(Some records)
========================

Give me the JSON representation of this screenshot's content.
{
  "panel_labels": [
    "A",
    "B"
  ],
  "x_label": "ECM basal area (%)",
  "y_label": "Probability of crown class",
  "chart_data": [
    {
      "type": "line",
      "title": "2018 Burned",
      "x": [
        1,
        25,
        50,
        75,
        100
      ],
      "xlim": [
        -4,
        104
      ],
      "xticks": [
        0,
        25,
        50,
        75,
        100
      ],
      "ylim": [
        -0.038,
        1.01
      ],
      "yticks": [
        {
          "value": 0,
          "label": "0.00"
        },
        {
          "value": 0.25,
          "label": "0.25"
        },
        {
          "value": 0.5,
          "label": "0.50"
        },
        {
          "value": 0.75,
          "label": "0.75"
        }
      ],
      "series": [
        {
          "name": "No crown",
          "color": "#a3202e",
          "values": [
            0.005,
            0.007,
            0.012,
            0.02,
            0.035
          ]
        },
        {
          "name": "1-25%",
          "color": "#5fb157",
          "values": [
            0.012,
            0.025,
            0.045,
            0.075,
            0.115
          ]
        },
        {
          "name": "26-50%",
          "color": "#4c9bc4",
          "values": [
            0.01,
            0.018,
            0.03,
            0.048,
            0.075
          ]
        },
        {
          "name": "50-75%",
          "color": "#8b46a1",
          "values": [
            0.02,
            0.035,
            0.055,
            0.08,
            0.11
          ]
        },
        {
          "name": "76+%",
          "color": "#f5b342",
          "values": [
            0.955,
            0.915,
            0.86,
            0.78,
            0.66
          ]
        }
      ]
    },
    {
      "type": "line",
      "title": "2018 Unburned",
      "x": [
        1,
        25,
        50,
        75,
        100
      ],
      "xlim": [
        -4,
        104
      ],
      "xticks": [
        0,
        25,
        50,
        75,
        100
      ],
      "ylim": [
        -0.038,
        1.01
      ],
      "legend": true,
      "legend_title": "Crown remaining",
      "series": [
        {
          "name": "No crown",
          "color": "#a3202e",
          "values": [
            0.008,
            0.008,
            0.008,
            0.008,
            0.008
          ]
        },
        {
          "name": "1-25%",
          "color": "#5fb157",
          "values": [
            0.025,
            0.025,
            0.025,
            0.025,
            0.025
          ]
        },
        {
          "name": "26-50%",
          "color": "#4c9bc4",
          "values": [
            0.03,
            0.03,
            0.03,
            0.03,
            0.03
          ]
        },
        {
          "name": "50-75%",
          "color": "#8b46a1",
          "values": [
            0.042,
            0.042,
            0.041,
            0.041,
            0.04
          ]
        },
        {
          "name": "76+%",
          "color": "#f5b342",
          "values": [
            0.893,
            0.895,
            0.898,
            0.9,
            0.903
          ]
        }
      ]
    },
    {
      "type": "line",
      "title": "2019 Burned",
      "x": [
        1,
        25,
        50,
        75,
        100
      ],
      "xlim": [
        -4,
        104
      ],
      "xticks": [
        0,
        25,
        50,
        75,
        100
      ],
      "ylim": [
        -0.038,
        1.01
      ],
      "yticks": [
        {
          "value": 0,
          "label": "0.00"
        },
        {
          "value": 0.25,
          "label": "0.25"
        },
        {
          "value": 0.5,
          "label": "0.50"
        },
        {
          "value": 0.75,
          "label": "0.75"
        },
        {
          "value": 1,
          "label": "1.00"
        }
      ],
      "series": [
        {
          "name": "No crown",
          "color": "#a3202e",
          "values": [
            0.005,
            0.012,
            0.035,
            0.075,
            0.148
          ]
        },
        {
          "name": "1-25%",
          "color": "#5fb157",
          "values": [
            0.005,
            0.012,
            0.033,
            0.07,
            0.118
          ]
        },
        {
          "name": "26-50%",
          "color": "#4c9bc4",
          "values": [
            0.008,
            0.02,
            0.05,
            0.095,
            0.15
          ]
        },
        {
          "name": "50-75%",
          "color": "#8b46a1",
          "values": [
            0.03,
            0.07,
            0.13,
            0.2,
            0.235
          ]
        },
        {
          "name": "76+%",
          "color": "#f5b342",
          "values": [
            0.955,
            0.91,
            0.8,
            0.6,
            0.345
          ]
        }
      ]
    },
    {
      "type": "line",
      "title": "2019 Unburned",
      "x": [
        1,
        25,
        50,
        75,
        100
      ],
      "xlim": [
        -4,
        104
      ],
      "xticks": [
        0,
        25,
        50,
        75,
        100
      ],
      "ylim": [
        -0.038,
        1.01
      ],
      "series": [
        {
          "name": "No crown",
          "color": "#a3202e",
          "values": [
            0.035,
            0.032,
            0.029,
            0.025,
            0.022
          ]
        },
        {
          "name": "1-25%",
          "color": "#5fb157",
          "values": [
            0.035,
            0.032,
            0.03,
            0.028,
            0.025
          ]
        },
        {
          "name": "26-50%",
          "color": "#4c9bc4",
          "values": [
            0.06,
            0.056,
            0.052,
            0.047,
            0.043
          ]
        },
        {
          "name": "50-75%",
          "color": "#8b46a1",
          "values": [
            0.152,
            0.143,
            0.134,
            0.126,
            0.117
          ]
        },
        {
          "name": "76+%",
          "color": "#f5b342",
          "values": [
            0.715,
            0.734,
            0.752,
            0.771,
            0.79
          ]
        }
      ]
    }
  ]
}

========================

**Description of the task:** Pick out each line above that includes "Unburned" and show it.

**Complete output:**
      "title": "2018 Unburned",
      "title": "2019 Unburned",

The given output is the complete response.